--- START ---
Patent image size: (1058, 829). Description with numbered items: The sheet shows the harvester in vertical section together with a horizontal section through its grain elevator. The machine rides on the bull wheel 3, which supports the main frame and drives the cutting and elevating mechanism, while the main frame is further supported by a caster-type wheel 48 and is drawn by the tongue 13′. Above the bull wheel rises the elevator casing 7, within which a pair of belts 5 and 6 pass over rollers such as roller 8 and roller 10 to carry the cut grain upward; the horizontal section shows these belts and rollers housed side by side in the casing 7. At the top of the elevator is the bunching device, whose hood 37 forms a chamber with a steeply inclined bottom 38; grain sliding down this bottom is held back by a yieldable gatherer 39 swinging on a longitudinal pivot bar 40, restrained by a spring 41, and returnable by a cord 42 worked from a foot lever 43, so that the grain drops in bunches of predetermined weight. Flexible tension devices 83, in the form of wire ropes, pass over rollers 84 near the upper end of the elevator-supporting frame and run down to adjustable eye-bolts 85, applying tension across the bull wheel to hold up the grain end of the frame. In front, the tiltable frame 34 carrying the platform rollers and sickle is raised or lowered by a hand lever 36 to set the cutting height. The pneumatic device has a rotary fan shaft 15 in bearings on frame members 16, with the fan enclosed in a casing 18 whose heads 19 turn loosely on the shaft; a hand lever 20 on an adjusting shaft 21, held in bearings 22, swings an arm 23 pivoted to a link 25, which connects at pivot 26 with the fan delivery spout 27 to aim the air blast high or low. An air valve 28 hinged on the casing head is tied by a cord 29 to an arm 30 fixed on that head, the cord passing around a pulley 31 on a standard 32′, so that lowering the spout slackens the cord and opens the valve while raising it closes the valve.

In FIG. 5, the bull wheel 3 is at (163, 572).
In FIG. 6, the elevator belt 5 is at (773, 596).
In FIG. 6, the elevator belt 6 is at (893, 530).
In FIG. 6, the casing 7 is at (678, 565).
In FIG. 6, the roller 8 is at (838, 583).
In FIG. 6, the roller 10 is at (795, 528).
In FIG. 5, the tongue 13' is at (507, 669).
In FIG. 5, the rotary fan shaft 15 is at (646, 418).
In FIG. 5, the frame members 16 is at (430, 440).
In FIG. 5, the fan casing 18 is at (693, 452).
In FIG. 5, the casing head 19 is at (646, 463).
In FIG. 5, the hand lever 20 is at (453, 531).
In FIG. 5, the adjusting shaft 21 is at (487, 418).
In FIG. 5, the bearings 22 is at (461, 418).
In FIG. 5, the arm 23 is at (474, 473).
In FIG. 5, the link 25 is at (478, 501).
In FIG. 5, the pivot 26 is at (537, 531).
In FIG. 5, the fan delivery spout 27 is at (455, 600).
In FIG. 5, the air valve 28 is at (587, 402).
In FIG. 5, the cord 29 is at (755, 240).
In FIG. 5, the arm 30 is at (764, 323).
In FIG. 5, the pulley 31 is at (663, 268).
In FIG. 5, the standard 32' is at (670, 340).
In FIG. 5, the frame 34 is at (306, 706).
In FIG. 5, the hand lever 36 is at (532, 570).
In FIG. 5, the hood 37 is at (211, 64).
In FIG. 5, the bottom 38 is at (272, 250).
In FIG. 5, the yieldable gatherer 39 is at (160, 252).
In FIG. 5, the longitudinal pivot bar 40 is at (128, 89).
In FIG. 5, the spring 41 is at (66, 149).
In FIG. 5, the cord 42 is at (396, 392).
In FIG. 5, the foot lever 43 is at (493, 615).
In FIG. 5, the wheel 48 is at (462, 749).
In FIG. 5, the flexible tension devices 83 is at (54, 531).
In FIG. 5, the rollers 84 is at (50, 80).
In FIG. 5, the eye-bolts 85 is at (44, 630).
--- END ---
Your objective:
Can you print all of the records above word for word, changing nothing?

Output below:
Patent image size: (1058, 829). Description with numbered items: The sheet shows the harvester in vertical section together with a horizontal section through its grain elevator. The machine rides on the bull wheel 3, which supports the main frame and drives the cutting and elevating mechanism, while the main frame is further supported by a caster-type wheel 48 and is drawn by the tongue 13′. Above the bull wheel rises the elevator casing 7, within which a pair of belts 5 and 6 pass over rollers such as roller 8 and roller 10 to carry the cut grain upward; the horizontal section shows these belts and rollers housed side by side in the casing 7. At the top of the elevator is the bunching device, whose hood 37 forms a chamber with a steeply inclined bottom 38; grain sliding down this bottom is held back by a yieldable gatherer 39 swinging on a longitudinal pivot bar 40, restrained by a spring 41, and returnable by a cord 42 worked from a foot lever 43, so that the grain drops in bunches of predetermined weight. Flexible tension devices 83, in the form of wire ropes, pass over rollers 84 near the upper end of the elevator-supporting frame and run down to adjustable eye-bolts 85, applying tension across the bull wheel to hold up the grain end of the frame. In front, the tiltable frame 34 carrying the platform rollers and sickle is raised or lowered by a hand lever 36 to set the cutting height. The pneumatic device has a rotary fan shaft 15 in bearings on frame members 16, with the fan enclosed in a casing 18 whose heads 19 turn loosely on the shaft; a hand lever 20 on an adjusting shaft 21, held in bearings 22, swings an arm 23 pivoted to a link 25, which connects at pivot 26 with the fan delivery spout 27 to aim the air blast high or low. An air valve 28 hinged on the casing head is tied by a cord 29 to an arm 30 fixed on that head, the cord passing around a pulley 31 on a standard 32′, so that lowering the spout slackens the cord and opens the valve while raising it closes the valve.

In FIG. 5, the bull wheel 3 is at (163, 572).
In FIG. 6, the elevator belt 5 is at (773, 596).
In FIG. 6, the elevator belt 6 is at (893, 530).
In FIG. 6, the casing 7 is at (678, 565).
In FIG. 6, the roller 8 is at (838, 583).
In FIG. 6, the roller 10 is at (795, 528).
In FIG. 5, the tongue 13' is at (507, 669).
In FIG. 5, the rotary fan shaft 15 is at (646, 418).
In FIG. 5, the frame members 16 is at (430, 440).
In FIG. 5, the fan casing 18 is at (693, 452).
In FIG. 5, the casing head 19 is at (646, 463).
In FIG. 5, the hand lever 20 is at (453, 531).
In FIG. 5, the adjusting shaft 21 is at (487, 418).
In FIG. 5, the bearings 22 is at (461, 418).
In FIG. 5, the arm 23 is at (474, 473).
In FIG. 5, the link 25 is at (478, 501).
In FIG. 5, the pivot 26 is at (537, 531).
In FIG. 5, the fan delivery spout 27 is at (455, 600).
In FIG. 5, the air valve 28 is at (587, 402).
In FIG. 5, the cord 29 is at (755, 240).
In FIG. 5, the arm 30 is at (764, 323).
In FIG. 5, the pulley 31 is at (663, 268).
In FIG. 5, the standard 32' is at (670, 340).
In FIG. 5, the frame 34 is at (306, 706).
In FIG. 5, the hand lever 36 is at (532, 570).
In FIG. 5, the hood 37 is at (211, 64).
In FIG. 5, the bottom 38 is at (272, 250).
In FIG. 5, the yieldable gatherer 39 is at (160, 252).
In FIG. 5, the longitudinal pivot bar 40 is at (128, 89).
In FIG. 5, the spring 41 is at (66, 149).
In FIG. 5, the cord 42 is at (396, 392).
In FIG. 5, the foot lever 43 is at (493, 615).
In FIG. 5, the wheel 48 is at (462, 749).
In FIG. 5, the flexible tension devices 83 is at (54, 531).
In FIG. 5, the rollers 84 is at (50, 80).
In FIG. 5, the eye-bolts 85 is at (44, 630).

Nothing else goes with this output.